====== SOURCE DOCUMENT
# Sump pump back up question??



## MikeyPrepper (Nov 29, 2012)

Hey all,

My brother in law set up my sump pump to work on electric, but if the power goes out im screwed...A ny suggestions what I can do to back it up ( battery) in the house?


----------



## James m (Mar 11, 2014)

I would say to hook it up to a small generator but the small ones cost as much as the big medium ones.

Some stores sell a pump that gets connected to a drill and uses garden hose as a pipe. But it'll never keep up. Cordless drill was my thought and charge it in a car with an adapter.

Do you have a generator yet.


----------



## A J (Oct 16, 2014)

I recently added a second sump pump that is attached to a 12v marine battery.

Wayne Emergency Backup Sump Pump - 3300 GPH, Model# ESP25 | Sump Pumps| Northern Tool + Equipment









AJ


----------



## MrsInor (Apr 15, 2013)

The drill pump thingy will not keep up - speaking from experience. It was a very long night bailing.


----------



## A J (Oct 16, 2014)
============
====== DATA SECTION
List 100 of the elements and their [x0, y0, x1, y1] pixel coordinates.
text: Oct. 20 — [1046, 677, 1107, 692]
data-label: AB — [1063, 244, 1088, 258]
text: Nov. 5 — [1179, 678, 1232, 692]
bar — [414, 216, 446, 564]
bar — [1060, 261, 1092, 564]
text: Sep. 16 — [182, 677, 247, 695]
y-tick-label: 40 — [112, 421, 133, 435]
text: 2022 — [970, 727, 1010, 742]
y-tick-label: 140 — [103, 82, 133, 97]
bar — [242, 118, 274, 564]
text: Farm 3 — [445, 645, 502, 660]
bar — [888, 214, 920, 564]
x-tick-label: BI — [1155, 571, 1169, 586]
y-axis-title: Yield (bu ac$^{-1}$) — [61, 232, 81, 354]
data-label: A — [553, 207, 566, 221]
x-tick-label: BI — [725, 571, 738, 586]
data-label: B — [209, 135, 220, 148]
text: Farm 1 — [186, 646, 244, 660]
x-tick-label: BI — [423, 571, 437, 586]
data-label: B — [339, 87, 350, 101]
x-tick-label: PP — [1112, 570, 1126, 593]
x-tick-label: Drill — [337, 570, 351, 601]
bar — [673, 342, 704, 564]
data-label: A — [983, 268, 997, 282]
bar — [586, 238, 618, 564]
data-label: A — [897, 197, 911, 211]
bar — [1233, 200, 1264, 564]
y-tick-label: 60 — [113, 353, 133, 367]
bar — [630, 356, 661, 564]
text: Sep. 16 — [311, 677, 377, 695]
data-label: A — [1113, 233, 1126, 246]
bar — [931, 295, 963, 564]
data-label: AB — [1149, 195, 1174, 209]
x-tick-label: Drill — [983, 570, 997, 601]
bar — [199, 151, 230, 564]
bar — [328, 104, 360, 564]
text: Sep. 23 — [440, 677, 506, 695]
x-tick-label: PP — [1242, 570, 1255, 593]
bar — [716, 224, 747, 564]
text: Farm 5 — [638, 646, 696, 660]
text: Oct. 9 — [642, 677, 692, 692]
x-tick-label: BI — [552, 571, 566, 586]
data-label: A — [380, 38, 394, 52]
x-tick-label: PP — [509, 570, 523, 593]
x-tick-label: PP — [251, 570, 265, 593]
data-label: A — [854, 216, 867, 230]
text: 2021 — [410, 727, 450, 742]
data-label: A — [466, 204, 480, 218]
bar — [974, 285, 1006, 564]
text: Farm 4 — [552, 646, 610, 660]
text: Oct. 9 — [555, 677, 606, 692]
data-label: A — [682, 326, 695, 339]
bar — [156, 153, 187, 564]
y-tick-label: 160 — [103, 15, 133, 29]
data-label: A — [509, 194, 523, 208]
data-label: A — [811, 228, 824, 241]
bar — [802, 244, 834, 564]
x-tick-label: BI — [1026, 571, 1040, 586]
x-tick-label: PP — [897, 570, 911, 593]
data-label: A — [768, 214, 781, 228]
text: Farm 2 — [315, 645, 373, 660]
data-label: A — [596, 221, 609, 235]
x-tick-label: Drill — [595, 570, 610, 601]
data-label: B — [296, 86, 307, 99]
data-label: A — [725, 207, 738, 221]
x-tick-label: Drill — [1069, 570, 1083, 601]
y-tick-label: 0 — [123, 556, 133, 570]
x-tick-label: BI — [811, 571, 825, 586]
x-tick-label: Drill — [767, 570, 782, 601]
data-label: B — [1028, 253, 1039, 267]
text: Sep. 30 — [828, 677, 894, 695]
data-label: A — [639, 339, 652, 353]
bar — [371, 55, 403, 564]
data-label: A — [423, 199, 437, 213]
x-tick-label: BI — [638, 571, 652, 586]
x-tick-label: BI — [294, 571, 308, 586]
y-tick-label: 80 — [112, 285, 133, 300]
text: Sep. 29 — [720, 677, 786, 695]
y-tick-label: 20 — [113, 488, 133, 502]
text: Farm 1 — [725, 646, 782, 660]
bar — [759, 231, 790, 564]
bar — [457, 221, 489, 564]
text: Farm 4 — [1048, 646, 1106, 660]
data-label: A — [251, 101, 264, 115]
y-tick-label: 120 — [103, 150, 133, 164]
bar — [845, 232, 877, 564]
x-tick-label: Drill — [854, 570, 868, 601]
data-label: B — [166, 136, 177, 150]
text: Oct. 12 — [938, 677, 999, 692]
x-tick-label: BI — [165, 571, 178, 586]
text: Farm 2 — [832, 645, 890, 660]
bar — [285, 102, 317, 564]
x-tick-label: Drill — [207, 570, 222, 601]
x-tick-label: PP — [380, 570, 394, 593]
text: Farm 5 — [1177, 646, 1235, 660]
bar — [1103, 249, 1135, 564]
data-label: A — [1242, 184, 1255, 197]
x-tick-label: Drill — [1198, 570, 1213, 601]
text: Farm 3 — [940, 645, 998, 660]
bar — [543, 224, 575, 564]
============
WRITTEN TASK A »
Reproduce word for word the part of the sump pump thread that begins with the words containing "My brother in" and ends with "a generator yet.".
WRITTEN TASK B »
Answer from the sump pump thread:
(i) What is the second sump pump that A J added attached to?
(ii) Where did James m propose charging the cordless drill?
(iii) Who set up MikeyPrepper's sump pump?
Rely only on the sump pump thread for your answers.

RESPONSE A »
My brother in law set up my sump pump to work on electric, but if the power goes out im screwed...A ny suggestions what I can do to back it up ( battery) in the house?


----------



## James m (Mar 11, 2014)

I would say to hook it up to a small generator but the small ones cost as much as the big medium ones.

Some stores sell a pump that gets connected to a drill and uses garden hose as a pipe. But it'll never keep up. Cordless drill was my thought and charge it in a car with an adapter.

Do you have a generator yet.

RESPONSE B »
(i) A 12v marine battery.
(ii) In a car, with an adapter.
(iii) His brother in law.